=== DATASET EXCERPTS ===

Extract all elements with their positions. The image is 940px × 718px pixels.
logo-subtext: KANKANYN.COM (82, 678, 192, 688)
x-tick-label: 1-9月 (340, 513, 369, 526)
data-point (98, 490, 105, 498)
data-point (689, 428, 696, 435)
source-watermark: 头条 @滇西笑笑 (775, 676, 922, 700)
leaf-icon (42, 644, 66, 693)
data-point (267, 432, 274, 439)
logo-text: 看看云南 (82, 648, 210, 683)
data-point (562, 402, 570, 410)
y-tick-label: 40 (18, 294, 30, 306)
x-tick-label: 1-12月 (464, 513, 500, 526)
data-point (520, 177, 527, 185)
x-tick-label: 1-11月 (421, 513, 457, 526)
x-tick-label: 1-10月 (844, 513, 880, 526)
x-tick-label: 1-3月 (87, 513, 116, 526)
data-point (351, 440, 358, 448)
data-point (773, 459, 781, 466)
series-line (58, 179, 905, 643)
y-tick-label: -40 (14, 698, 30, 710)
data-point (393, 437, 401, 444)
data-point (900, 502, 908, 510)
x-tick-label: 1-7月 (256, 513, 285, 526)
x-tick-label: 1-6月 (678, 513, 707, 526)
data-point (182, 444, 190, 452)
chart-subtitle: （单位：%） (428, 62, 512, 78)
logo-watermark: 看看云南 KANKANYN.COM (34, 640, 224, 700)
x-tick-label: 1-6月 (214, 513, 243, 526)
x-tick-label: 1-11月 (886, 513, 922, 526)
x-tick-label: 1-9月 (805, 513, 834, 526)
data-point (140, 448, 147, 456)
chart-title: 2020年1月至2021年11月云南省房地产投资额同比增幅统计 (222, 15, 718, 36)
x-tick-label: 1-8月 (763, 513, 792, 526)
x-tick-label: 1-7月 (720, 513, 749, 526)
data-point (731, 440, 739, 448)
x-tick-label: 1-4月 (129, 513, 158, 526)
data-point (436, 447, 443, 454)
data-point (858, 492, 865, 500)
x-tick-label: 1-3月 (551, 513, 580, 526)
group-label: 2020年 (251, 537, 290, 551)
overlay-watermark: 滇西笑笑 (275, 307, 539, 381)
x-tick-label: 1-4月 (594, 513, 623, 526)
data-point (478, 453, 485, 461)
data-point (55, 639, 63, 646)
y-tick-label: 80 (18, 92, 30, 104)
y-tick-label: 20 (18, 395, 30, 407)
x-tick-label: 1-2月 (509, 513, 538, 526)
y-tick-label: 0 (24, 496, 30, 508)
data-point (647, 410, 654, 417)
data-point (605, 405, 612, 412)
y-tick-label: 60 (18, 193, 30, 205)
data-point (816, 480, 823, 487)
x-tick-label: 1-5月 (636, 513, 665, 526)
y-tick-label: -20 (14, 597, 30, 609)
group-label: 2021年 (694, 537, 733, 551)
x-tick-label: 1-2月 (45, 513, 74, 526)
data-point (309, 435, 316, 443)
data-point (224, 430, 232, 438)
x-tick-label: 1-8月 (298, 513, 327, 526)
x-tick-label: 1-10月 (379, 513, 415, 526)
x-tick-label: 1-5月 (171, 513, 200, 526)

===

● **TO BE DONE**
Rewrite the entries above, replacing every occurrence of "data-point" with "marker" and leaving everything else unchanged.

● **SOLUTION**
Extract all elements with their positions. The image is 940px × 718px pixels.
logo-subtext: KANKANYN.COM (82, 678, 192, 688)
x-tick-label: 1-9月 (340, 513, 369, 526)
marker (98, 490, 105, 498)
marker (689, 428, 696, 435)
source-watermark: 头条 @滇西笑笑 (775, 676, 922, 700)
leaf-icon (42, 644, 66, 693)
marker (267, 432, 274, 439)
logo-text: 看看云南 (82, 648, 210, 683)
marker (562, 402, 570, 410)
y-tick-label: 40 (18, 294, 30, 306)
x-tick-label: 1-12月 (464, 513, 500, 526)
marker (520, 177, 527, 185)
x-tick-label: 1-11月 (421, 513, 457, 526)
x-tick-label: 1-10月 (844, 513, 880, 526)
x-tick-label: 1-3月 (87, 513, 116, 526)
marker (351, 440, 358, 448)
marker (773, 459, 781, 466)
series-line (58, 179, 905, 643)
y-tick-label: -40 (14, 698, 30, 710)
marker (393, 437, 401, 444)
marker (900, 502, 908, 510)
x-tick-label: 1-7月 (256, 513, 285, 526)
x-tick-label: 1-6月 (678, 513, 707, 526)
marker (182, 444, 190, 452)
chart-subtitle: （单位：%） (428, 62, 512, 78)
logo-watermark: 看看云南 KANKANYN.COM (34, 640, 224, 700)
x-tick-label: 1-6月 (214, 513, 243, 526)
x-tick-label: 1-11月 (886, 513, 922, 526)
x-tick-label: 1-9月 (805, 513, 834, 526)
marker (140, 448, 147, 456)
chart-title: 2020年1月至2021年11月云南省房地产投资额同比增幅统计 (222, 15, 718, 36)
x-tick-label: 1-8月 (763, 513, 792, 526)
x-tick-label: 1-7月 (720, 513, 749, 526)
marker (731, 440, 739, 448)
x-tick-label: 1-4月 (129, 513, 158, 526)
marker (436, 447, 443, 454)
marker (858, 492, 865, 500)
x-tick-label: 1-3月 (551, 513, 580, 526)
group-label: 2020年 (251, 537, 290, 551)
overlay-watermark: 滇西笑笑 (275, 307, 539, 381)
x-tick-label: 1-4月 (594, 513, 623, 526)
marker (478, 453, 485, 461)
marker (55, 639, 63, 646)
y-tick-label: 80 (18, 92, 30, 104)
y-tick-label: 20 (18, 395, 30, 407)
x-tick-label: 1-2月 (509, 513, 538, 526)
y-tick-label: 0 (24, 496, 30, 508)
marker (647, 410, 654, 417)
marker (605, 405, 612, 412)
y-tick-label: 60 (18, 193, 30, 205)
marker (816, 480, 823, 487)
x-tick-label: 1-5月 (636, 513, 665, 526)
y-tick-label: -20 (14, 597, 30, 609)
group-label: 2021年 (694, 537, 733, 551)
x-tick-label: 1-2月 (45, 513, 74, 526)
marker (309, 435, 316, 443)
marker (224, 430, 232, 438)
x-tick-label: 1-8月 (298, 513, 327, 526)
x-tick-label: 1-10月 (379, 513, 415, 526)
x-tick-label: 1-5月 (171, 513, 200, 526)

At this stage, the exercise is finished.